Objective. Within the listing below, locate all lines containing the word "mężczyzn". Copy each one.

[Saved entries]
"""

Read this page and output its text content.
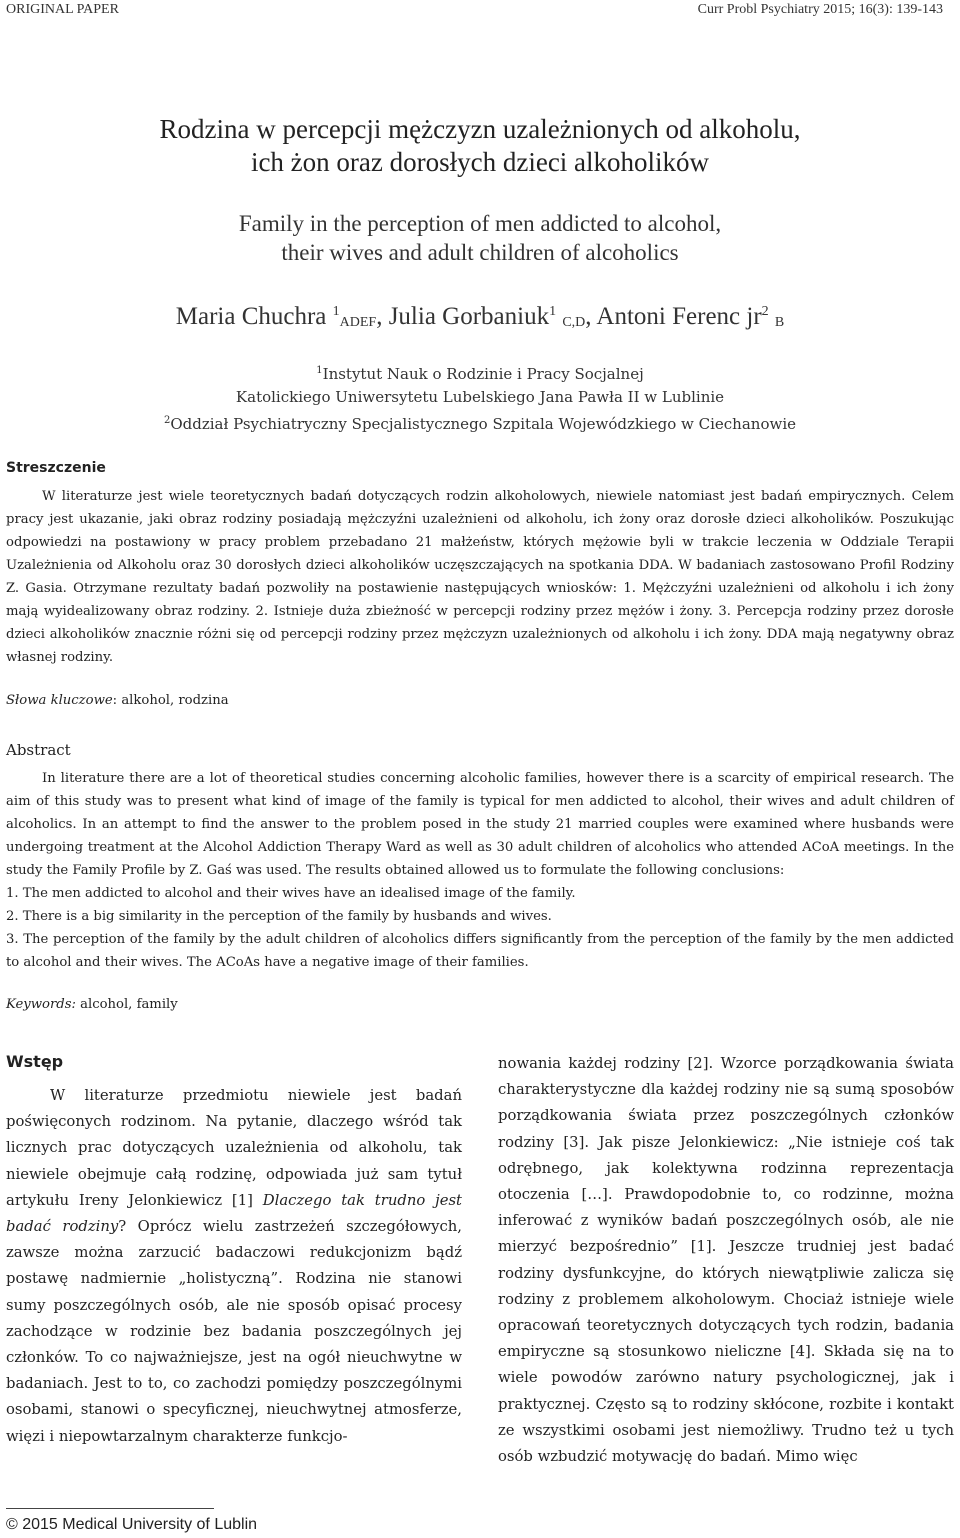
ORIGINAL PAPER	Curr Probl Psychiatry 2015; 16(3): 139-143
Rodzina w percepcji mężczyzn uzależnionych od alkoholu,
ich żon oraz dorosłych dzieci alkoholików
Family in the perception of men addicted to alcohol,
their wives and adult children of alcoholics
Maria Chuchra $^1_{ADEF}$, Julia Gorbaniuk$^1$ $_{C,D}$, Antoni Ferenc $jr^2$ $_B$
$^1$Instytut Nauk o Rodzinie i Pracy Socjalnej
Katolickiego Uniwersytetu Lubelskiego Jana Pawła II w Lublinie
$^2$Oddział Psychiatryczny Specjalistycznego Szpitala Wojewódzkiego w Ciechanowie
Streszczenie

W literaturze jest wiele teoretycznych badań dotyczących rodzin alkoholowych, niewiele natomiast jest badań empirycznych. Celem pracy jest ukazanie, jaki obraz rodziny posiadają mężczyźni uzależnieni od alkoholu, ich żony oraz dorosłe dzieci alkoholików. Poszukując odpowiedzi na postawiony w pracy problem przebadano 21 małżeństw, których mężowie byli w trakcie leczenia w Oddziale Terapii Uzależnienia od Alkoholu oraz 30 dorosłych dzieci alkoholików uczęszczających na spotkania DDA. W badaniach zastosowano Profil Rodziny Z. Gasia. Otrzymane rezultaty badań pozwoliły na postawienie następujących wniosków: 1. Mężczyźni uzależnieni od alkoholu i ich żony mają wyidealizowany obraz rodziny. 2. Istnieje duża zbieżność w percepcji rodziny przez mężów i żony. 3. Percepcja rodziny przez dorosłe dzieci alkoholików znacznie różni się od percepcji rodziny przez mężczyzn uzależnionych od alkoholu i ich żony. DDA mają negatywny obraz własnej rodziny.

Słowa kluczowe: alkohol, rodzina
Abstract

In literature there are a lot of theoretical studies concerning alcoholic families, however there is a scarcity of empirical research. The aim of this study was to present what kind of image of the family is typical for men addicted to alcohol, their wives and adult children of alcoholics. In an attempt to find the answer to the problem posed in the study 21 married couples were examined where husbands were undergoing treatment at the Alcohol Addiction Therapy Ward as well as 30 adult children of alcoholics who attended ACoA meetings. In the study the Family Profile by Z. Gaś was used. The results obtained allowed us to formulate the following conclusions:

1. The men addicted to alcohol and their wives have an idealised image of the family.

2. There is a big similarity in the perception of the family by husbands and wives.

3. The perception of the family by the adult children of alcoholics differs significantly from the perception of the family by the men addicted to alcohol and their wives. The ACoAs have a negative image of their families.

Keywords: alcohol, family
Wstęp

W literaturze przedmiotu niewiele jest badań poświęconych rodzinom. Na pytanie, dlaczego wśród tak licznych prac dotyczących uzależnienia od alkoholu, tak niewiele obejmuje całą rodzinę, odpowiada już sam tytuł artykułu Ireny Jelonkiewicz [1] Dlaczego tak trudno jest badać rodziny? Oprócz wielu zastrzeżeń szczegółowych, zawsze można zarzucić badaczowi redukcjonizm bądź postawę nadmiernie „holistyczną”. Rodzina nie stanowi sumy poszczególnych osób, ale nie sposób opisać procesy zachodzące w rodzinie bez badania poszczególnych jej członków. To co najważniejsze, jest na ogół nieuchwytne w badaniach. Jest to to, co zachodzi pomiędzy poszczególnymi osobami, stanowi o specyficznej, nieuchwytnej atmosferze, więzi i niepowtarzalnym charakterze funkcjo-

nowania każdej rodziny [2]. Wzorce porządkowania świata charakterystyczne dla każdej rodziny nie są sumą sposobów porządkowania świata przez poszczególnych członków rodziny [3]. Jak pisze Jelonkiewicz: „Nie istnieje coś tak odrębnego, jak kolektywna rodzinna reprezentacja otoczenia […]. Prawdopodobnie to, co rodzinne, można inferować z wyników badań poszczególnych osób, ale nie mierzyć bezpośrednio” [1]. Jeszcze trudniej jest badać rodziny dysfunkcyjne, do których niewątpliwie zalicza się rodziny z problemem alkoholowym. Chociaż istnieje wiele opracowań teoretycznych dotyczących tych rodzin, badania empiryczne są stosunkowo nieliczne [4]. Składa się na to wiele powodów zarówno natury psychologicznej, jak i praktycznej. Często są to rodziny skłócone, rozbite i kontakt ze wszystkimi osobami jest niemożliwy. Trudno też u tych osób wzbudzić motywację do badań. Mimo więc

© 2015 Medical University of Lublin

"""

Result of the exercise.
Rodzina w percepcji mężczyzn uzależnionych od alkoholu,
W literaturze jest wiele teoretycznych badań dotyczących rodzin alkoholowych, niewiele natomiast jest badań empirycznych. Celem pracy jest ukazanie, jaki obraz rodziny posiadają mężczyźni uzależnieni od alkoholu, ich żony oraz dorosłe dzieci alkoholików. Poszukując odpowiedzi na postawiony w pracy problem przebadano 21 małżeństw, których mężowie byli w trakcie leczenia w Oddziale Terapii Uzależnienia od Alkoholu oraz 30 dorosłych dzieci alkoholików uczęszczających na spotkania DDA. W badaniach zastosowano Profil Rodziny Z. Gasia. Otrzymane rezultaty badań pozwoliły na postawienie następujących wniosków: 1. Mężczyźni uzależnieni od alkoholu i ich żony mają wyidealizowany obraz rodziny. 2. Istnieje duża zbieżność w percepcji rodziny przez mężów i żony. 3. Percepcja rodziny przez dorosłe dzieci alkoholików znacznie różni się od percepcji rodziny przez mężczyzn uzależnionych od alkoholu i ich żony. DDA mają negatywny obraz własnej rodziny.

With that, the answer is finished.